### INFORMATION GIVEN
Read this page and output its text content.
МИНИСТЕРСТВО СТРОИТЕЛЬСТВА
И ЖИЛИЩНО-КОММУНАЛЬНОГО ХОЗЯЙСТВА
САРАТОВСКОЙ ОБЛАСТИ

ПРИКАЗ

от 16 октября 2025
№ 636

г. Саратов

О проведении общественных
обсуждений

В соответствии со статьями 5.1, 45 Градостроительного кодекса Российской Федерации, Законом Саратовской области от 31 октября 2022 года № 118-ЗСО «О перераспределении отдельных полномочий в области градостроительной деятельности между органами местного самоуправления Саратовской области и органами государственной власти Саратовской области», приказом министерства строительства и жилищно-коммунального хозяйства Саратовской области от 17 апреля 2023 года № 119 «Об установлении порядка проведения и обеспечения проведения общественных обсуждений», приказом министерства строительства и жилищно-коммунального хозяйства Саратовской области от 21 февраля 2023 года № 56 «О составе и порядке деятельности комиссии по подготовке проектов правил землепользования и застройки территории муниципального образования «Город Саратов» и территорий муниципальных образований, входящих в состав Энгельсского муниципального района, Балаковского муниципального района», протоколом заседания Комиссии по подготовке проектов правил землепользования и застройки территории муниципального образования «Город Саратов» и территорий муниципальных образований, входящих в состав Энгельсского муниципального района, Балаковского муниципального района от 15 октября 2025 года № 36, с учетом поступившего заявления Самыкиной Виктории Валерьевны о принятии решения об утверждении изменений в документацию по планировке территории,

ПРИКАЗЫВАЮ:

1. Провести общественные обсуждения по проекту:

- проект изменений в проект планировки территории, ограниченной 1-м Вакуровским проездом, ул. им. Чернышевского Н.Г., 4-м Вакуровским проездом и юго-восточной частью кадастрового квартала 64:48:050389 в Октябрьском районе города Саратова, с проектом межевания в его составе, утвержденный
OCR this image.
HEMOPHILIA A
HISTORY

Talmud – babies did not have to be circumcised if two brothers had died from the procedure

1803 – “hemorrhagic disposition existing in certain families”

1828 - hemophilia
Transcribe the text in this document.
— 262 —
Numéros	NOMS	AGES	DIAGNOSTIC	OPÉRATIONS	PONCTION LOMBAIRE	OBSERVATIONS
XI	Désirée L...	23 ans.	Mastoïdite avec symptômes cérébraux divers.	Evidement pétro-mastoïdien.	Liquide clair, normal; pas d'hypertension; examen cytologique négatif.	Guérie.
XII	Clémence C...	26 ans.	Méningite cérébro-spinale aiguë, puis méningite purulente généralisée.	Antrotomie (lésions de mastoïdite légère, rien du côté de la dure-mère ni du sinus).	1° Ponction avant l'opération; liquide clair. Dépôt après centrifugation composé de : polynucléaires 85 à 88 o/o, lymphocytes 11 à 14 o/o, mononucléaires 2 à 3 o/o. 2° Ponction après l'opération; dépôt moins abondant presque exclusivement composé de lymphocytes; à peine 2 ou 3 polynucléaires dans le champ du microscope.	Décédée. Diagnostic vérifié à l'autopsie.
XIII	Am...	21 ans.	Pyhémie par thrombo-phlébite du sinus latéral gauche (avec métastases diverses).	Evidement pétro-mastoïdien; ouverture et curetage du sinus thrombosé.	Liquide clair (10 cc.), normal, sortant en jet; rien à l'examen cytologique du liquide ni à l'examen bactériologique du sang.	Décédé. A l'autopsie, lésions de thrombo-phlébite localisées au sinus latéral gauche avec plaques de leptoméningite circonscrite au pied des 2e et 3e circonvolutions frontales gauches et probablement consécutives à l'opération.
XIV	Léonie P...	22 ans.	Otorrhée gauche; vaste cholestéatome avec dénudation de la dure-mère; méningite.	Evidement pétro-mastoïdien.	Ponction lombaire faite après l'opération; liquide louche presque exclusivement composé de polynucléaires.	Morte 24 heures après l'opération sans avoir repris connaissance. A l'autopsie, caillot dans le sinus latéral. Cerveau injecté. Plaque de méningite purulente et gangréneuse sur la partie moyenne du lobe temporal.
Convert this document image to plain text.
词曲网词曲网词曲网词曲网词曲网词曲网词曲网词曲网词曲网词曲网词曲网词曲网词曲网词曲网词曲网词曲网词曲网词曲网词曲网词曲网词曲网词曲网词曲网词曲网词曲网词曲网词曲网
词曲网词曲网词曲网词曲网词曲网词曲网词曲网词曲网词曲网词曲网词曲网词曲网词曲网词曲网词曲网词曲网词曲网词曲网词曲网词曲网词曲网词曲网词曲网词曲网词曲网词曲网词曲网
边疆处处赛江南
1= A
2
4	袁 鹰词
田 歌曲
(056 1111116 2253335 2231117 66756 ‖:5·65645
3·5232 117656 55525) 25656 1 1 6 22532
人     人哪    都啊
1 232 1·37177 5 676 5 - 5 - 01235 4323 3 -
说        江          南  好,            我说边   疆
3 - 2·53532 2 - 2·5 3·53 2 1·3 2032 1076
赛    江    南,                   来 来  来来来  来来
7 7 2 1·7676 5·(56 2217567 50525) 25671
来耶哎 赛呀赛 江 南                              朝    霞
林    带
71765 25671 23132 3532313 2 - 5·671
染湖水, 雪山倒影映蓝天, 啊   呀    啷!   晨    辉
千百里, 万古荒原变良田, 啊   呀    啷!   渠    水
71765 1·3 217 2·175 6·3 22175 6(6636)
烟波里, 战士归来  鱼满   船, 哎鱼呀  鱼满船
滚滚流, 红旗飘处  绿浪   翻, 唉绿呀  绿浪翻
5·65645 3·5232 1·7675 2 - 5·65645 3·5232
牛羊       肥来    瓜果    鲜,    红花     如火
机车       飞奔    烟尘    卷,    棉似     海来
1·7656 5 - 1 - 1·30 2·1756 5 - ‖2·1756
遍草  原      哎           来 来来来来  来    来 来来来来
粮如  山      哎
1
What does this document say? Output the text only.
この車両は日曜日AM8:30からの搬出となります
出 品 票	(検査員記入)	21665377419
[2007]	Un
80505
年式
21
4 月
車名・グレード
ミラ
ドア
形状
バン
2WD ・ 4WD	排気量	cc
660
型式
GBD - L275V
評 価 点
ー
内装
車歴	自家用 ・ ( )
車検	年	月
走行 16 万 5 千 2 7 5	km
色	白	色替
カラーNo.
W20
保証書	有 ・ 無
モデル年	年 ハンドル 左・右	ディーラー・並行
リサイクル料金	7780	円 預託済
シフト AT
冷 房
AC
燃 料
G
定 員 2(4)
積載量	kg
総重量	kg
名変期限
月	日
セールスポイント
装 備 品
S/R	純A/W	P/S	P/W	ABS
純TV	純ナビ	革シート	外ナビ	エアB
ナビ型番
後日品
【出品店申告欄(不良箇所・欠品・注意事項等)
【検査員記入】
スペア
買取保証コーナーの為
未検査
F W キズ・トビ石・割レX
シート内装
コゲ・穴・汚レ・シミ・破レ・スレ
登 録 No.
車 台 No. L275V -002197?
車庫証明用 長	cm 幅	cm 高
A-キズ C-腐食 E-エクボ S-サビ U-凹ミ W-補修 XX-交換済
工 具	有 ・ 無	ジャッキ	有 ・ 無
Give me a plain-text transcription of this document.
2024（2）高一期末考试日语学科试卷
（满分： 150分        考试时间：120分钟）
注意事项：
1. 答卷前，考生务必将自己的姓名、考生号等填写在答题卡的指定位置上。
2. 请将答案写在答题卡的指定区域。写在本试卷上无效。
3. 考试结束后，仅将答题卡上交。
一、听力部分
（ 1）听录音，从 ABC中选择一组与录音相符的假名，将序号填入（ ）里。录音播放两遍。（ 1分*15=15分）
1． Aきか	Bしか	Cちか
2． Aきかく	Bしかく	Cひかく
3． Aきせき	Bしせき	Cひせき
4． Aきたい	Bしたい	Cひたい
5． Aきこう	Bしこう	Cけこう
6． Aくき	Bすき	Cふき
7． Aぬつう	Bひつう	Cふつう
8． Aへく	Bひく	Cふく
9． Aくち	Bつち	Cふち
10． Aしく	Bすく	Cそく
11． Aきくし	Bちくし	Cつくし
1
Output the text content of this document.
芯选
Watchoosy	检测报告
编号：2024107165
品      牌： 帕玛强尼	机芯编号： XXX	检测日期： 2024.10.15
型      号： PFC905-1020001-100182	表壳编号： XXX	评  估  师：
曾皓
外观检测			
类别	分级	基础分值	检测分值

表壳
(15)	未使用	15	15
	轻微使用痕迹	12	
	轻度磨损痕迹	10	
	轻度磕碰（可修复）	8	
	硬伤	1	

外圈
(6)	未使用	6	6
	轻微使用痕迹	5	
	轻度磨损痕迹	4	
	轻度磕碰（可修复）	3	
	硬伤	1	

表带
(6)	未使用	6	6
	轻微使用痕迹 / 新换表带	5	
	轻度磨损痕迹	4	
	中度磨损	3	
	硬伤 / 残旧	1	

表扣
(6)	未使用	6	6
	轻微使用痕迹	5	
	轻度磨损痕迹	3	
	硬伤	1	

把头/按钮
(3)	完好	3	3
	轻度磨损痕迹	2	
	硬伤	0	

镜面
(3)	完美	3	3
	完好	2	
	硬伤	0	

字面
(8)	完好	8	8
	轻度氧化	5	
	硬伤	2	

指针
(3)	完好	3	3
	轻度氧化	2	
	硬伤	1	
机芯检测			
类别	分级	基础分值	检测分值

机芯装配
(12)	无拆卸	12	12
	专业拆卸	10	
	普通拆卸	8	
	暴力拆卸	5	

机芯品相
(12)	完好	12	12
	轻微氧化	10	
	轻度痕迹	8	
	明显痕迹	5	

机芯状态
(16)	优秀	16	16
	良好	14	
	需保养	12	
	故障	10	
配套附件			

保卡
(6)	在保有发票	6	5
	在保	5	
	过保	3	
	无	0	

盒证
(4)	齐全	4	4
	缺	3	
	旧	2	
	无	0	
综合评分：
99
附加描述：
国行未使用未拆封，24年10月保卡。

### EXERCISE TASK
Scan the data for the word "lésions" and copy every line where it shows up.

### SOLUTION TO THIS PROBLEM
XII	Clémence C...	26 ans.	Méningite cérébro-spinale aiguë, puis méningite purulente généralisée.	Antrotomie (lésions de mastoïdite légère, rien du côté de la dure-mère ni du sinus).	1° Ponction avant l'opération; liquide clair. Dépôt après centrifugation composé de : polynucléaires 85 à 88 o/o, lymphocytes 11 à 14 o/o, mononucléaires 2 à 3 o/o. 2° Ponction après l'opération; dépôt moins abondant presque exclusivement composé de lymphocytes; à peine 2 ou 3 polynucléaires dans le champ du microscope.	Décédée. Diagnostic vérifié à l'autopsie.
XIII	Am...	21 ans.	Pyhémie par thrombo-phlébite du sinus latéral gauche (avec métastases diverses).	Evidement pétro-mastoïdien; ouverture et curetage du sinus thrombosé.	Liquide clair (10 cc.), normal, sortant en jet; rien à l'examen cytologique du liquide ni à l'examen bactériologique du sang.	Décédé. A l'autopsie, lésions de thrombo-phlébite localisées au sinus latéral gauche avec plaques de leptoméningite circonscrite au pied des 2e et 3e circonvolutions frontales gauches et probablement consécutives à l'opération.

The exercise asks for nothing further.